* Begin EXTRACTED INFORMATION *

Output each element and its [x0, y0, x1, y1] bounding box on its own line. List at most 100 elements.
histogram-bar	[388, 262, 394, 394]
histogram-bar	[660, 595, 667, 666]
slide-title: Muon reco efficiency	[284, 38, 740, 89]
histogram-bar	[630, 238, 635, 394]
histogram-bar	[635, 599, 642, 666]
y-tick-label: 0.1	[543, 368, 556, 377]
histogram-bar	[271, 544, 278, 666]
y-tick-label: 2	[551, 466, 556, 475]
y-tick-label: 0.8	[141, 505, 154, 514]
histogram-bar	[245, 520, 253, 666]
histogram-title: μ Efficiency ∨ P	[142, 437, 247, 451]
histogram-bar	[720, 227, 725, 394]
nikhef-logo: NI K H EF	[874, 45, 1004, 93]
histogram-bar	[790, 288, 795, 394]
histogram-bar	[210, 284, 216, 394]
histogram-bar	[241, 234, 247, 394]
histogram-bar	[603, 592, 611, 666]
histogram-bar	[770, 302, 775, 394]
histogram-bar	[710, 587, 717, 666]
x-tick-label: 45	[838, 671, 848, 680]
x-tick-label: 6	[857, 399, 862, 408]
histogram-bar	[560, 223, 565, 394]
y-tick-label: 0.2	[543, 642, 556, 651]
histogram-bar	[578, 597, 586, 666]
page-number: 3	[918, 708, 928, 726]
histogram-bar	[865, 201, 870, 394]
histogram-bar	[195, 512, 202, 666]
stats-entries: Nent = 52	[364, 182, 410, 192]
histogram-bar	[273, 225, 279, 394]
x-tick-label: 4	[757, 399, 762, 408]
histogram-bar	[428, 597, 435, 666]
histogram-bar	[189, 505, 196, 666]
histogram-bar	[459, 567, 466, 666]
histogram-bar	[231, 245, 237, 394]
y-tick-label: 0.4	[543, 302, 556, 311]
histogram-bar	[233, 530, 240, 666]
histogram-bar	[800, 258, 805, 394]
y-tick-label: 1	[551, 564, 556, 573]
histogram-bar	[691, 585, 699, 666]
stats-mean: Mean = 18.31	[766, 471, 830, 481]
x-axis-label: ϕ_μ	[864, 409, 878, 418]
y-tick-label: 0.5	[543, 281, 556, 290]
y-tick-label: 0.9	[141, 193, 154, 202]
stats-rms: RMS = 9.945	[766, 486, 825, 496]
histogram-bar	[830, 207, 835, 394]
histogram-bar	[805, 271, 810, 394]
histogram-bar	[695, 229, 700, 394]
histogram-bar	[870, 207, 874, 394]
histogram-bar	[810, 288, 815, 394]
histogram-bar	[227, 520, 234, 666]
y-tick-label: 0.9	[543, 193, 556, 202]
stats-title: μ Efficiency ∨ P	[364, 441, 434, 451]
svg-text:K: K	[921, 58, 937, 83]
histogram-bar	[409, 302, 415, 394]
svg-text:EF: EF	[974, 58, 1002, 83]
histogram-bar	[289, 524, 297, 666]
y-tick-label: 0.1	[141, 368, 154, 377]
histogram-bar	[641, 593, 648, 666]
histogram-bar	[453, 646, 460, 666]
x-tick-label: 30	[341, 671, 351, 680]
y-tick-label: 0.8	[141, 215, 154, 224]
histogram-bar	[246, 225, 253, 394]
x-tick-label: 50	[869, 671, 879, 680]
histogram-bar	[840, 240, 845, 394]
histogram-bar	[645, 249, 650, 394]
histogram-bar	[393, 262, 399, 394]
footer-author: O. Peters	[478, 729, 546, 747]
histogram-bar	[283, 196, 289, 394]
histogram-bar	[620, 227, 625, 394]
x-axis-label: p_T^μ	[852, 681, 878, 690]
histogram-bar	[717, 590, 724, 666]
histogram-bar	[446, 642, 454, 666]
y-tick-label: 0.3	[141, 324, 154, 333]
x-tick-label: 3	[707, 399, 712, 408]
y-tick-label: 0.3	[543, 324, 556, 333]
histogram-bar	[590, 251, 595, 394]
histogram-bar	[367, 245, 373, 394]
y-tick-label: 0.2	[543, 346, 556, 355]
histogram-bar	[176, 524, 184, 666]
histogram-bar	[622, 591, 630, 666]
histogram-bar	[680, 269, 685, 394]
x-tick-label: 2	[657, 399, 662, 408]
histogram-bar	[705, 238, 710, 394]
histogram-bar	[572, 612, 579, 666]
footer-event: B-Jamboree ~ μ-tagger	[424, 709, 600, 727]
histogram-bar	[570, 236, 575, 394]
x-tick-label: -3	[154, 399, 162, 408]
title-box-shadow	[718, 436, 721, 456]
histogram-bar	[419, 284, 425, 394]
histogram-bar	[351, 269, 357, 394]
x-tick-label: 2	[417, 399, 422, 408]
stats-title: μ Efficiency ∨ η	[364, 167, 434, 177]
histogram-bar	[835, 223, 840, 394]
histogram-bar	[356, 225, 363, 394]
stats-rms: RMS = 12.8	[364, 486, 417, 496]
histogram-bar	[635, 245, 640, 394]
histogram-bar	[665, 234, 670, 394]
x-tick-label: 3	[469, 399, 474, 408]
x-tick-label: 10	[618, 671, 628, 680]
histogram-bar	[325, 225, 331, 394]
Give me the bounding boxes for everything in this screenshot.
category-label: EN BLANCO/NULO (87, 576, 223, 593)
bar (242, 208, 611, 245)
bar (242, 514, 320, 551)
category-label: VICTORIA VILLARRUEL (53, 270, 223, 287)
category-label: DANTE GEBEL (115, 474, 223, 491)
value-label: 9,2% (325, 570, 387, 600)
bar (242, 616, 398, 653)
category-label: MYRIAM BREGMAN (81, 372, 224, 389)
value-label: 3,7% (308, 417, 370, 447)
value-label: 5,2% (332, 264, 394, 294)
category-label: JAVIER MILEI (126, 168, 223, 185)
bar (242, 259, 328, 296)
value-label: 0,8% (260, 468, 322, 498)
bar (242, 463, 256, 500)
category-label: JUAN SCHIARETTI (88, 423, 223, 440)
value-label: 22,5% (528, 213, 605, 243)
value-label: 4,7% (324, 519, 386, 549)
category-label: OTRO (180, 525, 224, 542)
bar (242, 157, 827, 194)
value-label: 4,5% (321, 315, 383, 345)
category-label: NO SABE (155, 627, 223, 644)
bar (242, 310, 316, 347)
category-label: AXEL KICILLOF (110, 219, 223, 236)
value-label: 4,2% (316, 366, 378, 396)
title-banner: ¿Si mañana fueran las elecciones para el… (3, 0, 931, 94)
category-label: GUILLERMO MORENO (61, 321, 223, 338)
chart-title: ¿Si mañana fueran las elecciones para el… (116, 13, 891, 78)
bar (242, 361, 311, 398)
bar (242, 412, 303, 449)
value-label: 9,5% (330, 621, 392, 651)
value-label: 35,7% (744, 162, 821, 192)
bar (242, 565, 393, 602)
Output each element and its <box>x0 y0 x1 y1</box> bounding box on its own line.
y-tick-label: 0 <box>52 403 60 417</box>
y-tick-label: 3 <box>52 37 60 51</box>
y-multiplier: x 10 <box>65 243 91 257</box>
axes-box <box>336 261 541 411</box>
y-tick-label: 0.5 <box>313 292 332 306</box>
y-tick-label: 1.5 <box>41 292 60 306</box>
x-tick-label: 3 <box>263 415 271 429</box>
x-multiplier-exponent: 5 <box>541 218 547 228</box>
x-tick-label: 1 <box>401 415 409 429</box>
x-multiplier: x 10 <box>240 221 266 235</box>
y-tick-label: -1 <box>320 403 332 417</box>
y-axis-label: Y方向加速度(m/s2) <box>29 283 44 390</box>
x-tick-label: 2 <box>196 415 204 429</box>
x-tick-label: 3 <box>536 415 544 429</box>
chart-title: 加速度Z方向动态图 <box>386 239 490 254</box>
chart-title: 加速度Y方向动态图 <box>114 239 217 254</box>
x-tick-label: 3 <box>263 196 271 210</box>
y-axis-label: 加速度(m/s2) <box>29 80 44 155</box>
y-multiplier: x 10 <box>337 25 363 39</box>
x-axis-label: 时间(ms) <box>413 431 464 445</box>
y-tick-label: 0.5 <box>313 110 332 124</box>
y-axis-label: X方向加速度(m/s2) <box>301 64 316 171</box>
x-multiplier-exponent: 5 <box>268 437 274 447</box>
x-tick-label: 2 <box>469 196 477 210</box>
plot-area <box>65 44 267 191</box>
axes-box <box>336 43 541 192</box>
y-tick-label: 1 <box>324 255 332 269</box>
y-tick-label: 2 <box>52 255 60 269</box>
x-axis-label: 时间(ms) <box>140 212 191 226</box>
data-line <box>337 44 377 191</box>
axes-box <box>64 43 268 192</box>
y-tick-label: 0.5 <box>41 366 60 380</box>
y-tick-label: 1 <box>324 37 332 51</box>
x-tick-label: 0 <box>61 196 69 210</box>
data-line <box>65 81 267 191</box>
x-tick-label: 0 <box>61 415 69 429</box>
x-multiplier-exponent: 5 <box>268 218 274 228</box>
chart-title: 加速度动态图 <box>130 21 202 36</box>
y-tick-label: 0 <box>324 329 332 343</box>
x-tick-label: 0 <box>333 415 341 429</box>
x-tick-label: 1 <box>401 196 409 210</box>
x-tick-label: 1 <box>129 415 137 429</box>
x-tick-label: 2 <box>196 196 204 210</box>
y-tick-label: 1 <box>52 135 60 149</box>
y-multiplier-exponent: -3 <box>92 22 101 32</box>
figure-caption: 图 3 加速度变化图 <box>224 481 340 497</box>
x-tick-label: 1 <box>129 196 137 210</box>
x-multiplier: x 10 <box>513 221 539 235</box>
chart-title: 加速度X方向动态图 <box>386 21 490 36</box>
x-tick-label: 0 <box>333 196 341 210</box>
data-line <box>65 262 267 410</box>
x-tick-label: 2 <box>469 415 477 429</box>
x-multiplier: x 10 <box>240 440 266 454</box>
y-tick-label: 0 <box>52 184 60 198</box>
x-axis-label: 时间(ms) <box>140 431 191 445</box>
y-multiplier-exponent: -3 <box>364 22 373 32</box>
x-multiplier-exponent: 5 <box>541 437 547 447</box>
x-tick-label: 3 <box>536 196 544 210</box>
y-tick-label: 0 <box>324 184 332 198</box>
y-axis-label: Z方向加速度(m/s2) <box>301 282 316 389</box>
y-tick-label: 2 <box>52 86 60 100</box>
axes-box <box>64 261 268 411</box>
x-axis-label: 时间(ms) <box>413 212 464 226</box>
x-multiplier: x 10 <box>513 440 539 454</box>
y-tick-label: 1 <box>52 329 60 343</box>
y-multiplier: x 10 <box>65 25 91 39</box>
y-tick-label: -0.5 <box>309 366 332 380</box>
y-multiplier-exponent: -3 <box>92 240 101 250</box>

* End EXTRACTED INFORMATION *

GIVEN REQUEST> Rename "histogram-bar" to "chart-bar" in everything from the start of the material down through the line containing "slide-title: Muon reco", and write out those lines again with nothing else changed.

ANSWER BELOW>
Output each element and its [x0, y0, x1, y1] bounding box on its own line. List at most 100 elements.
chart-bar	[388, 262, 394, 394]
chart-bar	[660, 595, 667, 666]
slide-title: Muon reco efficiency	[284, 38, 740, 89]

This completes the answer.